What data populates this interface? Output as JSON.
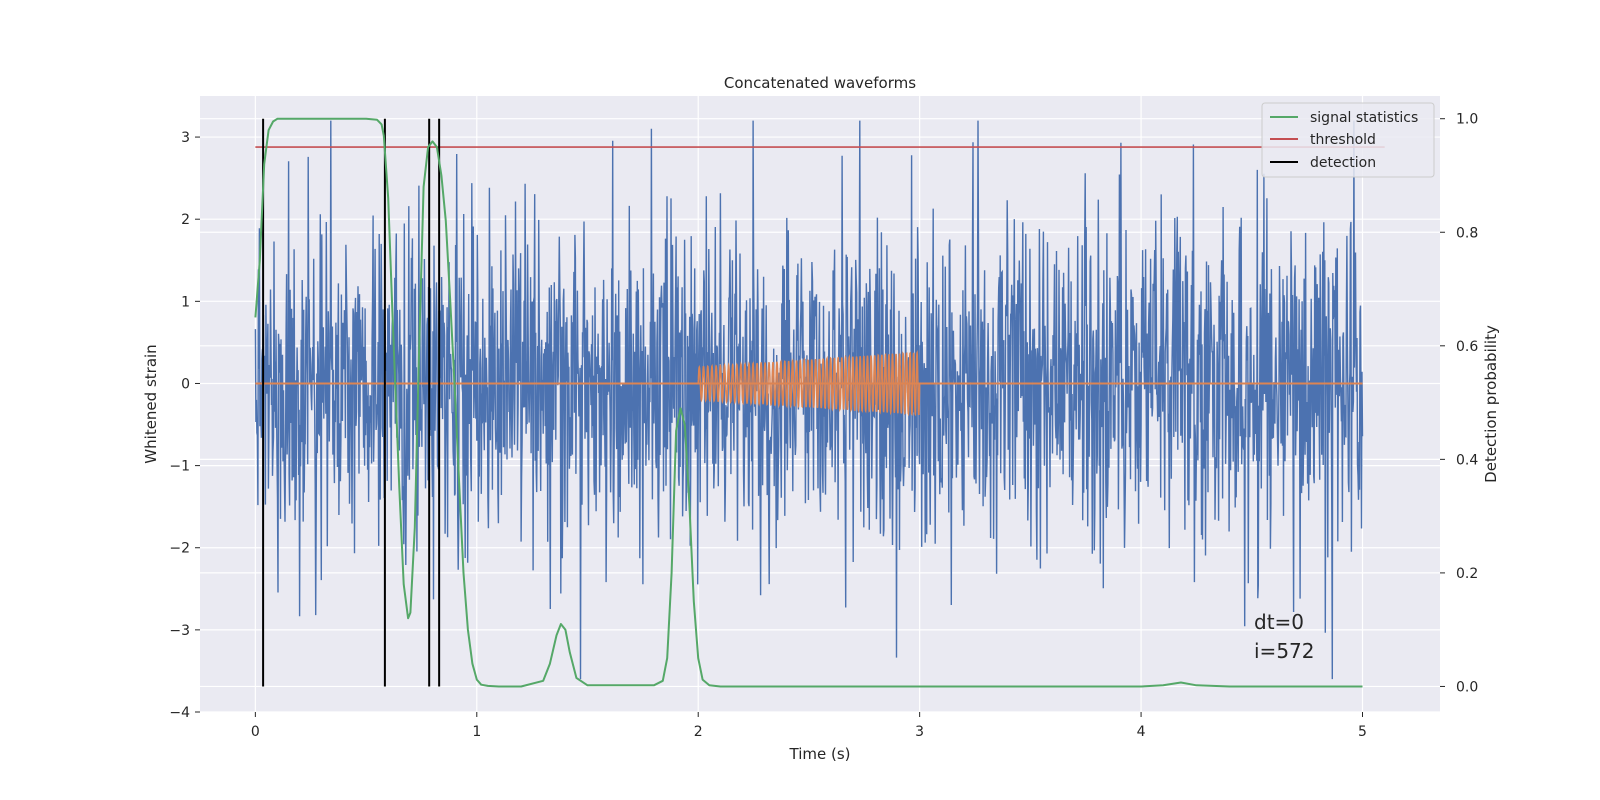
{
  "chart_data": {
    "type": "line",
    "title": "Concatenated waveforms",
    "xlabel": "Time (s)",
    "ylabel": "Whitened strain",
    "ylabel_right": "Detection probability",
    "xlim": [
      -0.25,
      5.35
    ],
    "ylim": [
      -4,
      3.5
    ],
    "ylim_right": [
      -0.045,
      1.04
    ],
    "x_ticks": [
      0,
      1,
      2,
      3,
      4,
      5
    ],
    "y_ticks": [
      -4,
      -3,
      -2,
      -1,
      0,
      1,
      2,
      3
    ],
    "y_ticks_right": [
      0.0,
      0.2,
      0.4,
      0.6,
      0.8,
      1.0
    ],
    "x_tick_labels": [
      "0",
      "1",
      "2",
      "3",
      "4",
      "5"
    ],
    "y_tick_labels": [
      "−4",
      "−3",
      "−2",
      "−1",
      "0",
      "1",
      "2",
      "3"
    ],
    "y_tick_labels_right": [
      "0.0",
      "0.2",
      "0.4",
      "0.6",
      "0.8",
      "1.0"
    ],
    "grid": true,
    "legend_position": "top-right",
    "series": [
      {
        "kind": "noise",
        "axis": "left",
        "color": "#4c72b0",
        "x_range": [
          0,
          5
        ],
        "amplitude_envelope": [
          -3.6,
          3.2
        ],
        "typical_range": [
          -2.5,
          2.5
        ]
      },
      {
        "kind": "injected waveform",
        "axis": "left",
        "color": "#dd8452",
        "baseline": 0,
        "baseline_range": [
          0,
          5
        ],
        "chirp_range": [
          2,
          3
        ],
        "chirp_amplitude_start": 0.2,
        "chirp_amplitude_end": 0.38
      },
      {
        "name": "signal statistics",
        "axis": "right",
        "color": "#55a868",
        "x": [
          0.0,
          0.02,
          0.04,
          0.06,
          0.08,
          0.1,
          0.2,
          0.4,
          0.5,
          0.55,
          0.57,
          0.58,
          0.6,
          0.62,
          0.65,
          0.67,
          0.69,
          0.7,
          0.72,
          0.74,
          0.76,
          0.78,
          0.8,
          0.82,
          0.84,
          0.86,
          0.88,
          0.9,
          0.92,
          0.94,
          0.96,
          0.98,
          1.0,
          1.02,
          1.05,
          1.1,
          1.2,
          1.3,
          1.33,
          1.36,
          1.38,
          1.4,
          1.42,
          1.45,
          1.5,
          1.6,
          1.7,
          1.8,
          1.84,
          1.86,
          1.88,
          1.9,
          1.92,
          1.94,
          1.96,
          1.98,
          2.0,
          2.02,
          2.05,
          2.1,
          2.5,
          3.0,
          4.0,
          4.1,
          4.18,
          4.25,
          4.4,
          5.0
        ],
        "y": [
          0.65,
          0.75,
          0.92,
          0.98,
          0.995,
          1.0,
          1.0,
          1.0,
          1.0,
          0.998,
          0.99,
          0.97,
          0.86,
          0.65,
          0.35,
          0.18,
          0.12,
          0.13,
          0.28,
          0.6,
          0.88,
          0.95,
          0.96,
          0.95,
          0.9,
          0.82,
          0.68,
          0.53,
          0.36,
          0.2,
          0.1,
          0.04,
          0.012,
          0.003,
          0.001,
          0.0,
          0.0,
          0.01,
          0.04,
          0.09,
          0.11,
          0.1,
          0.06,
          0.015,
          0.002,
          0.002,
          0.002,
          0.002,
          0.01,
          0.05,
          0.2,
          0.45,
          0.49,
          0.46,
          0.32,
          0.15,
          0.05,
          0.012,
          0.002,
          0.0,
          0.0,
          0.0,
          0.0,
          0.002,
          0.007,
          0.002,
          0.0,
          0.0
        ]
      },
      {
        "name": "threshold",
        "axis": "right",
        "color": "#c44e52",
        "x": [
          0,
          5.1
        ],
        "y": [
          0.95,
          0.95
        ]
      },
      {
        "name": "detection",
        "axis": "right",
        "color": "#000000",
        "x_values": [
          0.035,
          0.585,
          0.785,
          0.83
        ],
        "y_range": [
          0.0,
          1.0
        ]
      }
    ],
    "legend": [
      "signal statistics",
      "threshold",
      "detection"
    ],
    "annotations": [
      "dt=0",
      "i=572"
    ]
  }
}
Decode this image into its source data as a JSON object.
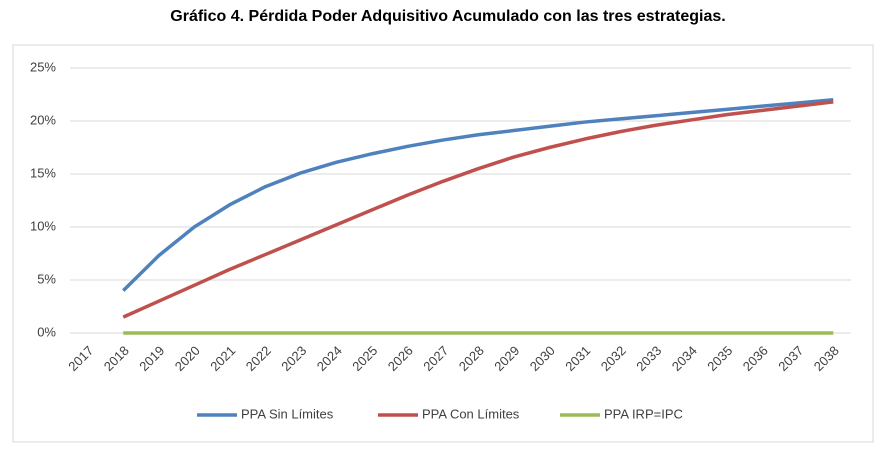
{
  "chart_data": {
    "type": "line",
    "title": "Gráfico 4. Pérdida Poder Adquisitivo Acumulado con las tres estrategias.",
    "categories": [
      "2017",
      "2018",
      "2019",
      "2020",
      "2021",
      "2022",
      "2023",
      "2024",
      "2025",
      "2026",
      "2027",
      "2028",
      "2029",
      "2030",
      "2031",
      "2032",
      "2033",
      "2034",
      "2035",
      "2036",
      "2037",
      "2038"
    ],
    "series": [
      {
        "name": "PPA Sin Límites",
        "color": "#4f81bd",
        "values": [
          null,
          4.0,
          7.3,
          10.0,
          12.1,
          13.8,
          15.1,
          16.1,
          16.9,
          17.6,
          18.2,
          18.7,
          19.1,
          19.5,
          19.9,
          20.2,
          20.5,
          20.8,
          21.1,
          21.4,
          21.7,
          22.0
        ]
      },
      {
        "name": "PPA Con Límites",
        "color": "#c0504d",
        "values": [
          null,
          1.5,
          3.0,
          4.5,
          6.0,
          7.4,
          8.8,
          10.2,
          11.6,
          13.0,
          14.3,
          15.5,
          16.6,
          17.5,
          18.3,
          19.0,
          19.6,
          20.1,
          20.6,
          21.0,
          21.4,
          21.8
        ]
      },
      {
        "name": "PPA IRP=IPC",
        "color": "#9bbb59",
        "values": [
          null,
          0,
          0,
          0,
          0,
          0,
          0,
          0,
          0,
          0,
          0,
          0,
          0,
          0,
          0,
          0,
          0,
          0,
          0,
          0,
          0,
          0
        ]
      }
    ],
    "ylim": [
      0,
      25
    ],
    "yticks": [
      {
        "value": 0,
        "label": "0%"
      },
      {
        "value": 5,
        "label": "5%"
      },
      {
        "value": 10,
        "label": "10%"
      },
      {
        "value": 15,
        "label": "15%"
      },
      {
        "value": 20,
        "label": "20%"
      },
      {
        "value": 25,
        "label": "25%"
      }
    ],
    "grid": true
  }
}
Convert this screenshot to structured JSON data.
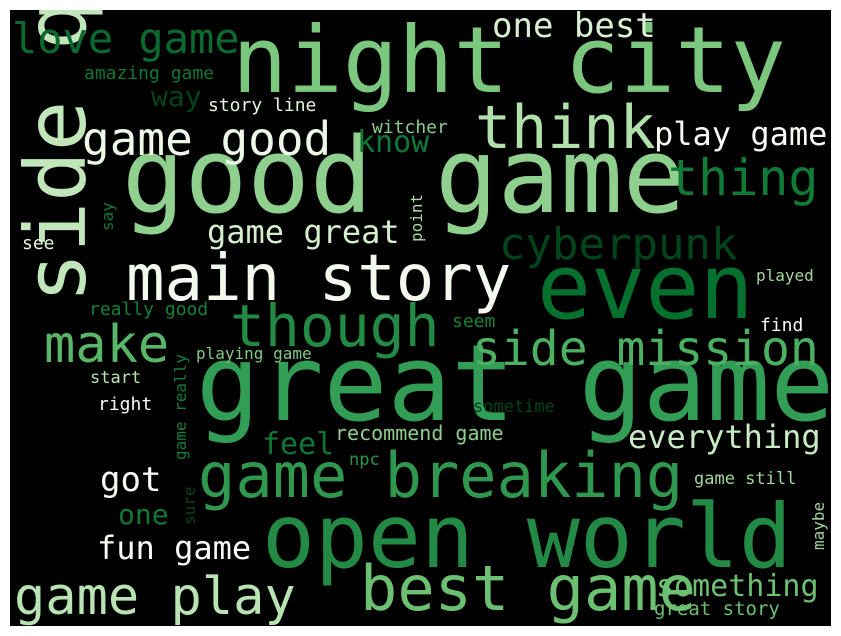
{
  "background": "#000000",
  "colormap": "Greens",
  "words": [
    {
      "text": "great game",
      "color": "#329d54"
    },
    {
      "text": "good game",
      "color": "#8fd08f"
    },
    {
      "text": "night city",
      "color": "#7cc77e"
    },
    {
      "text": "open world",
      "color": "#228a44"
    },
    {
      "text": "side quest",
      "color": "#c1e6ba"
    },
    {
      "text": "even",
      "color": "#05712f"
    },
    {
      "text": "main story",
      "color": "#f2faef"
    },
    {
      "text": "game breaking",
      "color": "#2f974e"
    },
    {
      "text": "best game",
      "color": "#6cc072"
    },
    {
      "text": "game play",
      "color": "#b9e3b2"
    },
    {
      "text": "think",
      "color": "#b2e0ab"
    },
    {
      "text": "though",
      "color": "#228a44"
    },
    {
      "text": "side mission",
      "color": "#4bb062"
    },
    {
      "text": "game good",
      "color": "#edf8e9"
    },
    {
      "text": "cyberpunk",
      "color": "#00441b"
    },
    {
      "text": "thing",
      "color": "#107a37"
    },
    {
      "text": "make",
      "color": "#58b668"
    },
    {
      "text": "love game",
      "color": "#0b6a2f"
    },
    {
      "text": "one best",
      "color": "#d8f0d2"
    },
    {
      "text": "play game",
      "color": "#f4fbf2"
    },
    {
      "text": "game great",
      "color": "#d4eecd"
    },
    {
      "text": "everything",
      "color": "#c9eac2"
    },
    {
      "text": "something",
      "color": "#6cc072"
    },
    {
      "text": "fun game",
      "color": "#f7fcf5"
    },
    {
      "text": "got",
      "color": "#f4fbf1"
    },
    {
      "text": "feel",
      "color": "#0d7835"
    },
    {
      "text": "know",
      "color": "#0f7a37"
    },
    {
      "text": "way",
      "color": "#00441b"
    },
    {
      "text": "one",
      "color": "#0e7935"
    },
    {
      "text": "great story",
      "color": "#6cc072"
    },
    {
      "text": "recommend game",
      "color": "#8dcf8b"
    },
    {
      "text": "amazing game",
      "color": "#0f7736"
    },
    {
      "text": "story line",
      "color": "#e4f5df"
    },
    {
      "text": "witcher",
      "color": "#8ace88"
    },
    {
      "text": "playing game",
      "color": "#81ca80"
    },
    {
      "text": "really good",
      "color": "#138139"
    },
    {
      "text": "start",
      "color": "#b9e3b2"
    },
    {
      "text": "right",
      "color": "#f4fbf1"
    },
    {
      "text": "seem",
      "color": "#138139"
    },
    {
      "text": "sometime",
      "color": "#00441b"
    },
    {
      "text": "npc",
      "color": "#2a924a"
    },
    {
      "text": "game still",
      "color": "#a0d79b"
    },
    {
      "text": "find",
      "color": "#f7fcf5"
    },
    {
      "text": "played",
      "color": "#a1d99b"
    },
    {
      "text": "see",
      "color": "#e5f5e0"
    },
    {
      "text": "say",
      "color": "#107a37"
    },
    {
      "text": "point",
      "color": "#a8dba3"
    },
    {
      "text": "game really",
      "color": "#137e3a"
    },
    {
      "text": "sure",
      "color": "#00441b"
    },
    {
      "text": "maybe",
      "color": "#9ed798"
    }
  ]
}
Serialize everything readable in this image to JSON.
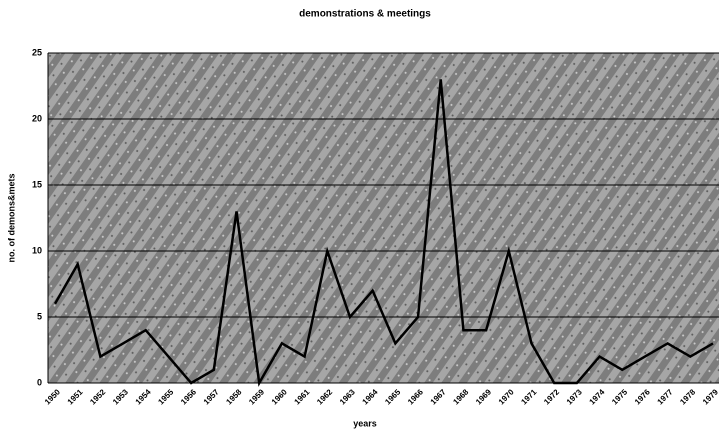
{
  "chart_data": {
    "type": "line",
    "title": "demonstrations & meetings",
    "x_label": "years",
    "y_label": "no. of demons&mets",
    "categories": [
      "1950",
      "1951",
      "1952",
      "1953",
      "1954",
      "1955",
      "1956",
      "1957",
      "1958",
      "1959",
      "1960",
      "1961",
      "1962",
      "1963",
      "1964",
      "1965",
      "1966",
      "1967",
      "1968",
      "1969",
      "1970",
      "1971",
      "1972",
      "1973",
      "1974",
      "1975",
      "1976",
      "1977",
      "1978",
      "1979"
    ],
    "series": [
      {
        "name": "demonstrations & meetings",
        "color": "#000000",
        "values": [
          6,
          9,
          2,
          3,
          4,
          2,
          0,
          1,
          13,
          0,
          3,
          2,
          10,
          5,
          7,
          3,
          5,
          23,
          4,
          4,
          10,
          3,
          0,
          0,
          2,
          1,
          2,
          3,
          2,
          3
        ]
      }
    ],
    "ylim": [
      0,
      25
    ],
    "yticks": [
      0,
      5,
      10,
      15,
      20,
      25
    ],
    "grid": true
  }
}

━━━━━━━━━━━━━━━━━━━━━━━━━━━━━━

## TASK BRIEF
Leaving out every picture, extract verbatim the lines from the one containing "Serialize everything readable" through the last line of the listing, inclusive.

## RESPONSE
Serialize everything readable in this image to JSON.
{
  "chart_data": {
    "type": "line",
    "title": "demonstrations & meetings",
    "x_label": "years",
    "y_label": "no. of demons&mets",
    "categories": [
      "1950",
      "1951",
      "1952",
      "1953",
      "1954",
      "1955",
      "1956",
      "1957",
      "1958",
      "1959",
      "1960",
      "1961",
      "1962",
      "1963",
      "1964",
      "1965",
      "1966",
      "1967",
      "1968",
      "1969",
      "1970",
      "1971",
      "1972",
      "1973",
      "1974",
      "1975",
      "1976",
      "1977",
      "1978",
      "1979"
    ],
    "series": [
      {
        "name": "demonstrations & meetings",
        "color": "#000000",
        "values": [
          6,
          9,
          2,
          3,
          4,
          2,
          0,
          1,
          13,
          0,
          3,
          2,
          10,
          5,
          7,
          3,
          5,
          23,
          4,
          4,
          10,
          3,
          0,
          0,
          2,
          1,
          2,
          3,
          2,
          3
        ]
      }
    ],
    "ylim": [
      0,
      25
    ],
    "yticks": [
      0,
      5,
      10,
      15,
      20,
      25
    ],
    "grid": true
  }
}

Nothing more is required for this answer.